- **To be done**: From the data that follows, copy every line holding the string "Days".

§

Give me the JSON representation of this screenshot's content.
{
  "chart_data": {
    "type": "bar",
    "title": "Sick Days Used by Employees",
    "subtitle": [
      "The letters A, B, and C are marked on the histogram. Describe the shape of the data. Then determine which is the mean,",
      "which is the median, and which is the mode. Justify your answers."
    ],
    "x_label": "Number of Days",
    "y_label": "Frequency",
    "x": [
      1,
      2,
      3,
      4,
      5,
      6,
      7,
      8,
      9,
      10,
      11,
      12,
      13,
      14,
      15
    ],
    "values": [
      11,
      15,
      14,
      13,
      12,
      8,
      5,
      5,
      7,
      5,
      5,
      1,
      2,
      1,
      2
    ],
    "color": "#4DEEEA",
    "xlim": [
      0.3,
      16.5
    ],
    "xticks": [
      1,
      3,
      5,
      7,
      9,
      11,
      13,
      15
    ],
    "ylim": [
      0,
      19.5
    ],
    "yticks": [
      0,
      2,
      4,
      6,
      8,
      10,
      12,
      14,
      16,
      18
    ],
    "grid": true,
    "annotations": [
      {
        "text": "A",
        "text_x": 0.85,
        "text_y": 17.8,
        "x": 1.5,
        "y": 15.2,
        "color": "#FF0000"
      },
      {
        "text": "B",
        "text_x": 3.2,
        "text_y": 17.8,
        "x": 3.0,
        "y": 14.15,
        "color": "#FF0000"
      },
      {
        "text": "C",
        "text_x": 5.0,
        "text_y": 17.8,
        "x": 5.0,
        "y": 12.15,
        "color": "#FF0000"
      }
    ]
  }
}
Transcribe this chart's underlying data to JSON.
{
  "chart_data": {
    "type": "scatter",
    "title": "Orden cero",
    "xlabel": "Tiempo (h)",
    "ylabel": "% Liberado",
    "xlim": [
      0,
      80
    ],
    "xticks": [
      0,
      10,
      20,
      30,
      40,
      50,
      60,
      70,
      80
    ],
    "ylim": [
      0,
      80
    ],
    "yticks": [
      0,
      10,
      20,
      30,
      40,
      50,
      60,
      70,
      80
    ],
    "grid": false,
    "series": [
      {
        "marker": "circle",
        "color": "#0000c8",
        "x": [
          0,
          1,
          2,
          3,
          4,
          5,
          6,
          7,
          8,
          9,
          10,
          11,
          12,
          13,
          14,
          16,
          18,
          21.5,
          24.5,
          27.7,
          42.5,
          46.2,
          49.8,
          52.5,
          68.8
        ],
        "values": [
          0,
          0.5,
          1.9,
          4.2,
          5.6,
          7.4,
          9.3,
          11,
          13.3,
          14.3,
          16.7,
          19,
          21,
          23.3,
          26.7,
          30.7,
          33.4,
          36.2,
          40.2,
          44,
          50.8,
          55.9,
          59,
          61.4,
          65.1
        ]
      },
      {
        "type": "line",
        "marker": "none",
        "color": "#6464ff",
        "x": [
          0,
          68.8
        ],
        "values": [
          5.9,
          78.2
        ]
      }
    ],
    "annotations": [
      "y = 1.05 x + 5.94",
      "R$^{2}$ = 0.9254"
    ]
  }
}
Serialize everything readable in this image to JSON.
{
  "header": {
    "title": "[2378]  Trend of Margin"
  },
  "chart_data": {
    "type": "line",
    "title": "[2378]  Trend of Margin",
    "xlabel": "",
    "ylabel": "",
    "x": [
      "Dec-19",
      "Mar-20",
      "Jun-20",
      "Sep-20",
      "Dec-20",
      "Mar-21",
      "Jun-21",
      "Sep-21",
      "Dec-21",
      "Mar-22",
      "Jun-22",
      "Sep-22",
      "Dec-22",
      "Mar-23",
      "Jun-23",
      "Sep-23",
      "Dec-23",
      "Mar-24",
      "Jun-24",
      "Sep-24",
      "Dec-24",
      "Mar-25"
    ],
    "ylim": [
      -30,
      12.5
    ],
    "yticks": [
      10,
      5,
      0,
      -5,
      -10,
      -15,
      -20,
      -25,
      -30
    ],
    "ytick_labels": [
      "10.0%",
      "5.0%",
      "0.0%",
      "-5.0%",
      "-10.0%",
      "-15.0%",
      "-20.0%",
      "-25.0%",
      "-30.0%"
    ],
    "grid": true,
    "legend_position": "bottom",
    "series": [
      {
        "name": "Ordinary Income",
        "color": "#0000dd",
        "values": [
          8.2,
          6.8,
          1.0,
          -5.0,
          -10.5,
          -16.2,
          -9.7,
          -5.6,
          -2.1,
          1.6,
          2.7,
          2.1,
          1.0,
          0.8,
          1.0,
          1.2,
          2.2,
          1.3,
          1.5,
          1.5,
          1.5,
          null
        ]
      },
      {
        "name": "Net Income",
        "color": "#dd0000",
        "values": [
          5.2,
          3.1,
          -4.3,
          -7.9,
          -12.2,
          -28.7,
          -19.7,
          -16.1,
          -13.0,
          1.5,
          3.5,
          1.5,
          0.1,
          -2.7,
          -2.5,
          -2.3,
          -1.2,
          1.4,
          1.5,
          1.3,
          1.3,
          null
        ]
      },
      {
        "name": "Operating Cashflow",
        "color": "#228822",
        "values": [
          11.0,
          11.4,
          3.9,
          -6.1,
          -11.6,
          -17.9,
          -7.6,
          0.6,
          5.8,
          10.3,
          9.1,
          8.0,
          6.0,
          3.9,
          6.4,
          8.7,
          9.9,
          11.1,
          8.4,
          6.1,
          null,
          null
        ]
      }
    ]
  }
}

§

- **Task response**:
    "title": "Sick Days Used by Employees",
    "x_label": "Number of Days",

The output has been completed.